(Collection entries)
---*---

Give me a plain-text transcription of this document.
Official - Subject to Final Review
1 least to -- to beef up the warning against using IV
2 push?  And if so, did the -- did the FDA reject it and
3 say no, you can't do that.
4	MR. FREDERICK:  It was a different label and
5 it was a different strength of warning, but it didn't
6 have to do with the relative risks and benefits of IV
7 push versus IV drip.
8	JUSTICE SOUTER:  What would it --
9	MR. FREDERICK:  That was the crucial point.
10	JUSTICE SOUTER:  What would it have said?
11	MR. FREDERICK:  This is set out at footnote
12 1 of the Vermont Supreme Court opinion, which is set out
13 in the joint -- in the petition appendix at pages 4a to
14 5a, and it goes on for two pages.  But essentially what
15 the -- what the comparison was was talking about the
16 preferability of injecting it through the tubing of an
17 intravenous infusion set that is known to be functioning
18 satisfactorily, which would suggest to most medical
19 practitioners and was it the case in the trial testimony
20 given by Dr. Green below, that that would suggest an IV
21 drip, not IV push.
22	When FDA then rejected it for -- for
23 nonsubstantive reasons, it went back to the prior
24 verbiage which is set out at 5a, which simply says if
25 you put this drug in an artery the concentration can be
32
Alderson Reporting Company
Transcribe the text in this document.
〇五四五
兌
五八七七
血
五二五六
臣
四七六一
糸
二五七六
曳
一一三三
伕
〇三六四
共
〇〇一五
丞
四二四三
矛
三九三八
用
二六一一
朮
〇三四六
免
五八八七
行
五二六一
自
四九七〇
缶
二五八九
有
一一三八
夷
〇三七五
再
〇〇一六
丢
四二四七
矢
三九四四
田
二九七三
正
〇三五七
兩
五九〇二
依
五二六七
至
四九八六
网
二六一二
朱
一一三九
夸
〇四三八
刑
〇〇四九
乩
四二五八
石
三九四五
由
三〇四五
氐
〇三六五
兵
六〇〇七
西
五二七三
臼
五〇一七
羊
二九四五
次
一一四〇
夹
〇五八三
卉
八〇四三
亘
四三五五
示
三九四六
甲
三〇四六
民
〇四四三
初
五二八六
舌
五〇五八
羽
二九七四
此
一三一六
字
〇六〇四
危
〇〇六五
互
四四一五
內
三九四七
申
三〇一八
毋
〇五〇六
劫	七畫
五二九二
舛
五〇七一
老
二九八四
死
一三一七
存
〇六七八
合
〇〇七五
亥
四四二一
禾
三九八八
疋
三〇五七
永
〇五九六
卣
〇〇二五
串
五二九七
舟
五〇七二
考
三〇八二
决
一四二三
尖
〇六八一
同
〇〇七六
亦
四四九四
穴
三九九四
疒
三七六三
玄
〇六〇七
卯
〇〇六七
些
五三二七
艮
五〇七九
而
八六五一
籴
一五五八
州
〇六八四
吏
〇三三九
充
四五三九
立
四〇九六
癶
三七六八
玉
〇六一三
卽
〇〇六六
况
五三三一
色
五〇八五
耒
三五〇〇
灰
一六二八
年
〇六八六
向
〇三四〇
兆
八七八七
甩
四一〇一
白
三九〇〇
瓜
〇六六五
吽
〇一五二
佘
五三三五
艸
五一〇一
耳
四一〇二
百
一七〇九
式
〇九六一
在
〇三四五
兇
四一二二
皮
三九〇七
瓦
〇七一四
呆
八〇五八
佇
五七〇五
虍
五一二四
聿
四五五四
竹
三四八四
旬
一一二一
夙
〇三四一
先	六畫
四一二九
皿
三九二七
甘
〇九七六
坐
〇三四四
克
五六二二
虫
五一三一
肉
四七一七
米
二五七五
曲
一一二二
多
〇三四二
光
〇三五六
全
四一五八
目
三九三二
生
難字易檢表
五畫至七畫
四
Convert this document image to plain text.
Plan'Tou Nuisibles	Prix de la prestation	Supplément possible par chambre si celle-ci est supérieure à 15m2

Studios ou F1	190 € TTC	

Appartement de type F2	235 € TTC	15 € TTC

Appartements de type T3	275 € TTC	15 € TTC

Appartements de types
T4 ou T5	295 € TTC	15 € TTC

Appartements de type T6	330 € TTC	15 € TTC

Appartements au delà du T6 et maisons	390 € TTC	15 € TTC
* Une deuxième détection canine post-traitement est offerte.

---*---

§ **Directions for this task**
Would you copy out each line exactly as written?

§ **Written solution**
Give me a plain-text transcription of this document.
Official - Subject to Final Review
1 least to -- to beef up the warning against using IV
2 push?  And if so, did the -- did the FDA reject it and
3 say no, you can't do that.
4	MR. FREDERICK:  It was a different label and
5 it was a different strength of warning, but it didn't
6 have to do with the relative risks and benefits of IV
7 push versus IV drip.
8	JUSTICE SOUTER:  What would it --
9	MR. FREDERICK:  That was the crucial point.
10	JUSTICE SOUTER:  What would it have said?
11	MR. FREDERICK:  This is set out at footnote
12 1 of the Vermont Supreme Court opinion, which is set out
13 in the joint -- in the petition appendix at pages 4a to
14 5a, and it goes on for two pages.  But essentially what
15 the -- what the comparison was was talking about the
16 preferability of injecting it through the tubing of an
17 intravenous infusion set that is known to be functioning
18 satisfactorily, which would suggest to most medical
19 practitioners and was it the case in the trial testimony
20 given by Dr. Green below, that that would suggest an IV
21 drip, not IV push.
22	When FDA then rejected it for -- for
23 nonsubstantive reasons, it went back to the prior
24 verbiage which is set out at 5a, which simply says if
25 you put this drug in an artery the concentration can be
32
Alderson Reporting Company
Transcribe the text in this document.
〇五四五
兌
五八七七
血
五二五六
臣
四七六一
糸
二五七六
曳
一一三三
伕
〇三六四
共
〇〇一五
丞
四二四三
矛
三九三八
用
二六一一
朮
〇三四六
免
五八八七
行
五二六一
自
四九七〇
缶
二五八九
有
一一三八
夷
〇三七五
再
〇〇一六
丢
四二四七
矢
三九四四
田
二九七三
正
〇三五七
兩
五九〇二
依
五二六七
至
四九八六
网
二六一二
朱
一一三九
夸
〇四三八
刑
〇〇四九
乩
四二五八
石
三九四五
由
三〇四五
氐
〇三六五
兵
六〇〇七
西
五二七三
臼
五〇一七
羊
二九四五
次
一一四〇
夹
〇五八三
卉
八〇四三
亘
四三五五
示
三九四六
甲
三〇四六
民
〇四四三
初
五二八六
舌
五〇五八
羽
二九七四
此
一三一六
字
〇六〇四
危
〇〇六五
互
四四一五
內
三九四七
申
三〇一八
毋
〇五〇六
劫	七畫
五二九二
舛
五〇七一
老
二九八四
死
一三一七
存
〇六七八
合
〇〇七五
亥
四四二一
禾
三九八八
疋
三〇五七
永
〇五九六
卣
〇〇二五
串
五二九七
舟
五〇七二
考
三〇八二
决
一四二三
尖
〇六八一
同
〇〇七六
亦
四四九四
穴
三九九四
疒
三七六三
玄
〇六〇七
卯
〇〇六七
些
五三二七
艮
五〇七九
而
八六五一
籴
一五五八
州
〇六八四
吏
〇三三九
充
四五三九
立
四〇九六
癶
三七六八
玉
〇六一三
卽
〇〇六六
况
五三三一
色
五〇八五
耒
三五〇〇
灰
一六二八
年
〇六八六
向
〇三四〇
兆
八七八七
甩
四一〇一
白
三九〇〇
瓜
〇六六五
吽
〇一五二
佘
五三三五
艸
五一〇一
耳
四一〇二
百
一七〇九
式
〇九六一
在
〇三四五
兇
四一二二
皮
三九〇七
瓦
〇七一四
呆
八〇五八
佇
五七〇五
虍
五一二四
聿
四五五四
竹
三四八四
旬
一一二一
夙
〇三四一
先	六畫
四一二九
皿
三九二七
甘
〇九七六
坐
〇三四四
克
五六二二
虫
五一三一
肉
四七一七
米
二五七五
曲
一一二二
多
〇三四二
光
〇三五六
全
四一五八
目
三九三二
生
難字易檢表
五畫至七畫
四
Convert this document image to plain text.
Plan'Tou Nuisibles	Prix de la prestation	Supplément possible par chambre si celle-ci est supérieure à 15m2

Studios ou F1	190 € TTC	

Appartement de type F2	235 € TTC	15 € TTC

Appartements de type T3	275 € TTC	15 € TTC

Appartements de types
T4 ou T5	295 € TTC	15 € TTC

Appartements de type T6	330 € TTC	15 € TTC

Appartements au delà du T6 et maisons	390 € TTC	15 € TTC
* Une deuxième détection canine post-traitement est offerte.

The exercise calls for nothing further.